Required tasks —
1/ Translate the title of the rate limiting commit, "Allow the rate limiting interceptor to be passed to api services (#15190)", into Spanish.
2/ Carry on with the rate limiting commit diff after its last line.

Allow the rate limiting interceptor to be passed to api services (#15190)

changelog_begin changelog_end
2024-09-20 17:28:46 +03:00 · 2022-10-10 11:24:01 +01:00 · 2022-10-10 11:24:01 +01:00 · b9abbfdcbf
commit b9abbfdcbf
parent 3f3408f16f
10 changed files with 106 additions and 64 deletions
--- a/ledger/participant-integration-api/src/main/scala/platform/LedgerApiServer.scala
+++ b/ledger/participant-integration-api/src/main/scala/platform/LedgerApiServer.scala
@ -20,6 +20,7 @@ import com.daml.logging.LoggingContext
 import com.daml.logging.LoggingContext.newLoggingContextWith
 import com.daml.metrics.Metrics
 import com.daml.platform.apiserver._
+import com.daml.platform.apiserver.ratelimiting.RateLimitingInterceptor
 import com.daml.platform.config.ParticipantConfig
 import com.daml.platform.configuration.{IndexServiceConfig, ServerRole}
 import com.daml.platform.index.{InMemoryStateUpdater, IndexServiceOwner}
@ -49,6 +50,7 @@ class LedgerApiServer(
    //          Currently, we provide this flag outside the HOCON configuration objects
    //          in order to ensure that participants cannot be configured to accept explicitly disclosed contracts.
    explicitDisclosureUnsafeEnabled: Boolean = false,
+    rateLimitingInterceptor: Option[RateLimitingInterceptor] = None,
 )(implicit actorSystem: ActorSystem, materializer: Materializer) {

  def owner: ResourceOwner[ApiService] = {
@ -147,7 +149,7 @@ class LedgerApiServer(
      healthChecks = healthChecksWithIndexer + ("write" -> writeService),
      metrics = metrics,
      timeServiceBackend = timeServiceBackend,
-      otherInterceptors = List.empty,
+      otherInterceptors = rateLimitingInterceptor.toList,
      engine = sharedEngine,
      servicesExecutionContext = servicesExecutionContext,
      userManagementStore = PersistentUserManagementStore.cached(
--- a/ledger/participant-integration-api/src/main/scala/platform/apiserver/ApiServiceOwner.scala
+++ b/ledger/participant-integration-api/src/main/scala/platform/apiserver/ApiServiceOwner.scala
@ -137,7 +137,6 @@ object ApiServiceOwner {
        ) :: otherInterceptors,
        servicesExecutionContext,
        metrics,
-        config.rateLimit,
      )
      _ <- ResourceOwner.forTry(() => writePortFile(apiService.port))
    } yield {
--- a/ledger/participant-integration-api/src/main/scala/platform/apiserver/GrpcServer.scala
+++ b/ledger/participant-integration-api/src/main/scala/platform/apiserver/GrpcServer.scala
@ -5,9 +5,7 @@ package com.daml.platform.apiserver

 import com.daml.ledger.resources.ResourceOwner
 import com.daml.metrics.Metrics
-import com.daml.platform.apiserver.configuration.RateLimitingConfig
 import com.daml.platform.apiserver.error.ErrorInterceptor
-import com.daml.platform.apiserver.ratelimiting.RateLimitingInterceptor
 import com.daml.ports.Port
 import com.google.protobuf.Message
 import io.grpc._
@ -40,7 +38,6 @@ private[apiserver] object GrpcServer {
      metrics: Metrics,
      servicesExecutor: Executor,
      services: Iterable[BindableService],
-      rateLimitingConfig: Option[RateLimitingConfig],
  ): ResourceOwner[Server] = {
    val host = address.map(InetAddress.getByName).getOrElse(InetAddress.getLoopbackAddress)

Recorded data —

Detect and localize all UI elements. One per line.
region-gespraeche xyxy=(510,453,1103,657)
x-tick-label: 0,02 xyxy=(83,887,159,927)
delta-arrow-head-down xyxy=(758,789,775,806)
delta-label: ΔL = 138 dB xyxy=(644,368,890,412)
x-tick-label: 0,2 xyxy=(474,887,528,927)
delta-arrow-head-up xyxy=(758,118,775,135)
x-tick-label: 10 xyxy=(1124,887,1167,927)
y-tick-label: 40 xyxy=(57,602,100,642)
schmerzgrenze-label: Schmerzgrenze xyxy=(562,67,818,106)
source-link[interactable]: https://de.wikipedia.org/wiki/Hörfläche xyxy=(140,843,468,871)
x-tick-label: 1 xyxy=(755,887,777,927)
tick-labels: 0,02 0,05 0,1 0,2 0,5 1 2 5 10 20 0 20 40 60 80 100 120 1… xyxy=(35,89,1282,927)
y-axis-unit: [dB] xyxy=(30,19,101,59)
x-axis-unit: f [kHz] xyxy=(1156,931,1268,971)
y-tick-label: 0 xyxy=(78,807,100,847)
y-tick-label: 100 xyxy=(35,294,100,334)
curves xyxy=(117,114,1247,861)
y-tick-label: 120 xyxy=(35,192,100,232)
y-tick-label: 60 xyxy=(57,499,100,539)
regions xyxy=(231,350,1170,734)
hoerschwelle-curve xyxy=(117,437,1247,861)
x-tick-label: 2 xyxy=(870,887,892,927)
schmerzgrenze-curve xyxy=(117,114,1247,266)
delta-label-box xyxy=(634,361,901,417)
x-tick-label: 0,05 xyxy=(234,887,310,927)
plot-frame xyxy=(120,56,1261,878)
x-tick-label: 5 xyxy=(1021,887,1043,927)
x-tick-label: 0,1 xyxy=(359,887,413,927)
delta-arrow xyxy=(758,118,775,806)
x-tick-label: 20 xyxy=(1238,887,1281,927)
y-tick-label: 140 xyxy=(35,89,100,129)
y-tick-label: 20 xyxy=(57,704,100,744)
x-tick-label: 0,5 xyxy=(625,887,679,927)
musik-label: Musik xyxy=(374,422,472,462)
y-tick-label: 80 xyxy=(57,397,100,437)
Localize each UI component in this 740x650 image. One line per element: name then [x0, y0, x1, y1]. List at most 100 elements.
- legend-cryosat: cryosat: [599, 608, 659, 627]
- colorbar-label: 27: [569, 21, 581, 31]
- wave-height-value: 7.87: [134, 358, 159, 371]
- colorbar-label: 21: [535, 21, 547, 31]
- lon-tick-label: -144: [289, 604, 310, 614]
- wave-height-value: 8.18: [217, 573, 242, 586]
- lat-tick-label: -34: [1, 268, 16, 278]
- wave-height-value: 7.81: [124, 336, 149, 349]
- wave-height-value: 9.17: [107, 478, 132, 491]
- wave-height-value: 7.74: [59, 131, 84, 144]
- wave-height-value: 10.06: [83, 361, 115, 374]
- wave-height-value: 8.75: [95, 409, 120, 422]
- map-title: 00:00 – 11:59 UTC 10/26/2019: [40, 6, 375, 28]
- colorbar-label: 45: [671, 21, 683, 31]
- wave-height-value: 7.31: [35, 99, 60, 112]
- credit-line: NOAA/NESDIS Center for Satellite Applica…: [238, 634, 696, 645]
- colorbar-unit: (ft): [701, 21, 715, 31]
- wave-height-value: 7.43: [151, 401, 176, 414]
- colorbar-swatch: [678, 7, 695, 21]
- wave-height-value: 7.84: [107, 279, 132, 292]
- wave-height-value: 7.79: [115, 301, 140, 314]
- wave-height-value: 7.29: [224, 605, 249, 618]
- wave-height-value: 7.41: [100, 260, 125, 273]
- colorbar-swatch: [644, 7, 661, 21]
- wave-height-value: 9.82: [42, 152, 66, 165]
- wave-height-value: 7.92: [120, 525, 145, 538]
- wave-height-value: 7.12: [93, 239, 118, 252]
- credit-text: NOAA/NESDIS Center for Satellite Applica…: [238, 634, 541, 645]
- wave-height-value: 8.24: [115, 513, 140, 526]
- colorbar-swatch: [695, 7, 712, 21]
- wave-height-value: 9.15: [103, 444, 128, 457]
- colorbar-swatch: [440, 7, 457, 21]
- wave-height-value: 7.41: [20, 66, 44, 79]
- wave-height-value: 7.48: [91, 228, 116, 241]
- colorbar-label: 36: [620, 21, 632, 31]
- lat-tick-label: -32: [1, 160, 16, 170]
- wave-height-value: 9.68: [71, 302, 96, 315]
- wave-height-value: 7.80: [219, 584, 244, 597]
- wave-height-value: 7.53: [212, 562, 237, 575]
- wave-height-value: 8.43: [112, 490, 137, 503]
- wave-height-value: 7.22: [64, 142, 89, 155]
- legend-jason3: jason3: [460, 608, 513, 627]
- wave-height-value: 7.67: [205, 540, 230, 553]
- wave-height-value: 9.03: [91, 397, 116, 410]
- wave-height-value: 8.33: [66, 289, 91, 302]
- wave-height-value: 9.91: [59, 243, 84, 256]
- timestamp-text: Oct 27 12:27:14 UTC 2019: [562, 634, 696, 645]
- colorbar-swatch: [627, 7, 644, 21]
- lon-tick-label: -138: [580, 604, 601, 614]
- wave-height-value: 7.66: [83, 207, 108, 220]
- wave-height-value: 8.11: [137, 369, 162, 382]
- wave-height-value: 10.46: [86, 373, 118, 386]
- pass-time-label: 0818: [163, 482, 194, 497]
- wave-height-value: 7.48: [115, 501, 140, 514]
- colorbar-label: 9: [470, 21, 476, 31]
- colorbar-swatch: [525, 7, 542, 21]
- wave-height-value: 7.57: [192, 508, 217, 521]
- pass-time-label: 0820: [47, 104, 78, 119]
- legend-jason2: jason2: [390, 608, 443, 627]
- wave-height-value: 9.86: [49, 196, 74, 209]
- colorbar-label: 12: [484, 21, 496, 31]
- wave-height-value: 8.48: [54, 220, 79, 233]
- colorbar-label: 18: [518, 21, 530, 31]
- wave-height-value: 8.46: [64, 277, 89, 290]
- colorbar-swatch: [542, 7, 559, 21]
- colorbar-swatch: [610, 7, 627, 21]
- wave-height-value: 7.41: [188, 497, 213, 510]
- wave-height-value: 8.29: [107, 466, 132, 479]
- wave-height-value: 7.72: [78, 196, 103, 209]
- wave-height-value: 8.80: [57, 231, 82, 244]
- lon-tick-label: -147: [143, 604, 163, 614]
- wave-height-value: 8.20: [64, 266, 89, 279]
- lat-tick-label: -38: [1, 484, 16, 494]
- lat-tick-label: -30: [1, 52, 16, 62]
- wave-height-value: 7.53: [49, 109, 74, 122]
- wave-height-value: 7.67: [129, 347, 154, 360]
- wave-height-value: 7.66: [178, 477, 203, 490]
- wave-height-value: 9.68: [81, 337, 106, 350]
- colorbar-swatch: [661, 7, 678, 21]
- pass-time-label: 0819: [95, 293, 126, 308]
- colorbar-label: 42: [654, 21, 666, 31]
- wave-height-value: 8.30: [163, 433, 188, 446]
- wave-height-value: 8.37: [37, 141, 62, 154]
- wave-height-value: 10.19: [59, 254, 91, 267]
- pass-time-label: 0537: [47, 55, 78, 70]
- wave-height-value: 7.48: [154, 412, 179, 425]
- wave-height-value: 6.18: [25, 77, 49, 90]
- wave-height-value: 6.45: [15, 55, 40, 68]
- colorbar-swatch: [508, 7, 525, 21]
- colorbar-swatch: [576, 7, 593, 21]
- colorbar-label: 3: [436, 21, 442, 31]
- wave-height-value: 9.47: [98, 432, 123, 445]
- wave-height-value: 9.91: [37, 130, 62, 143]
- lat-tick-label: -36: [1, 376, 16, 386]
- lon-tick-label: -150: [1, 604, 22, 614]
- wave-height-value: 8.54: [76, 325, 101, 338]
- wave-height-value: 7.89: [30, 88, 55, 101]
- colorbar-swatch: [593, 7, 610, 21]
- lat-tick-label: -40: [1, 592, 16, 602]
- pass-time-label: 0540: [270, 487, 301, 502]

Answers to the exercises —
1/ Permitir que el interceptor de limitación de tasa se pase a los servicios de la API (#15190)

2/
    val builder = NettyServerBuilder.forAddress(new InetSocketAddress(host, desiredPort.value))
@ -51,7 +48,6 @@ private[apiserver] object GrpcServer {
    builder.maxInboundMessageSize(maxInboundMessageSize)
    // NOTE: Interceptors run in the reverse order in which they were added.
    interceptors.foreach(builder.intercept)
-    rateLimitingConfig.foreach(c => builder.intercept(RateLimitingInterceptor(metrics, config = c)))
    builder.intercept(new MetricsInterceptor(metrics))
    builder.intercept(new TruncatedStatusInterceptor(MaximumStatusDescriptionLength))
    builder.intercept(new ErrorInterceptor)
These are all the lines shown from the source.